OBJECTIVE:
Search the listing below for the string "描述动物的外形特征" and copy every line where it occurs.

EXTRACTED DATA:

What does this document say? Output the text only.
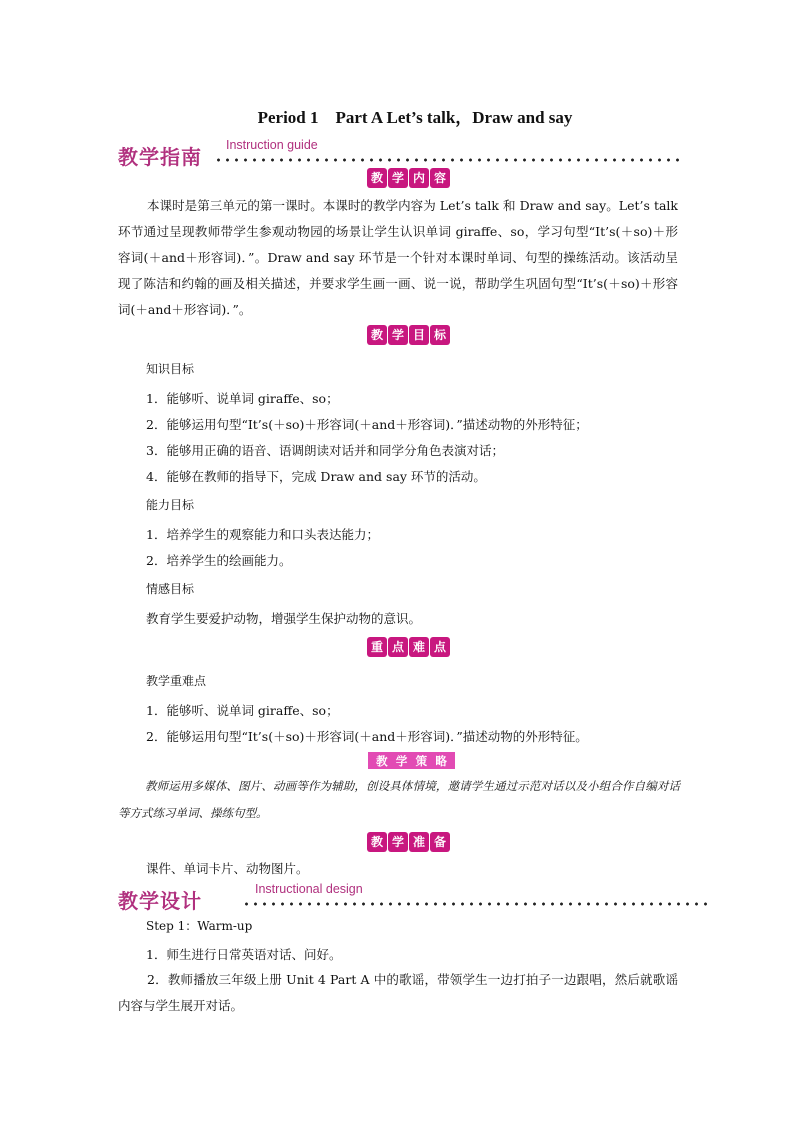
Period 1　Part A Let’s talk，Draw and say
教学指南 Instruction guide
教 学 内 容
本课时是第三单元的第一课时。本课时的教学内容为 Let’s talk 和 Draw and say。Let’s talk 环节通过呈现教师带学生参观动物园的场景让学生认识单词 giraffe、so，学习句型“It’s(＋so)＋形容词(＋and＋形容词)．”。Draw and say 环节是一个针对本课时单词、句型的操练活动。该活动呈现了陈洁和约翰的画及相关描述，并要求学生画一画、说一说，帮助学生巩固句型“It’s(＋so)＋形容词(＋and＋形容词)．”。
教 学 目 标
知识目标
1．能够听、说单词 giraffe、so；
2．能够运用句型“It’s(＋so)＋形容词(＋and＋形容词)．”描述动物的外形特征；
3．能够用正确的语音、语调朗读对话并和同学分角色表演对话；
4．能够在教师的指导下，完成 Draw and say 环节的活动。
能力目标
1．培养学生的观察能力和口头表达能力；
2．培养学生的绘画能力。
情感目标
教育学生要爱护动物，增强学生保护动物的意识。
重 点 难 点
教学重难点
1．能够听、说单词 giraffe、so；
2．能够运用句型“It’s(＋so)＋形容词(＋and＋形容词)．”描述动物的外形特征。
教 学 策 略
教师运用多媒体、图片、动画等作为辅助，创设具体情境，邀请学生通过示范对话以及小组合作自编对话等方式练习单词、操练句型。
教 学 准 备
课件、单词卡片、动物图片。
教学设计	Instructional design
Step 1：Warm-up
1．师生进行日常英语对话、问好。
2．教师播放三年级上册 Unit 4 Part A 中的歌谣，带领学生一边打拍子一边跟唱，然后就歌谣内容与学生展开对话。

REPLY TO THE EXERCISE:
2．能够运用句型“It’s(＋so)＋形容词(＋and＋形容词)．”描述动物的外形特征；
2．能够运用句型“It’s(＋so)＋形容词(＋and＋形容词)．”描述动物的外形特征。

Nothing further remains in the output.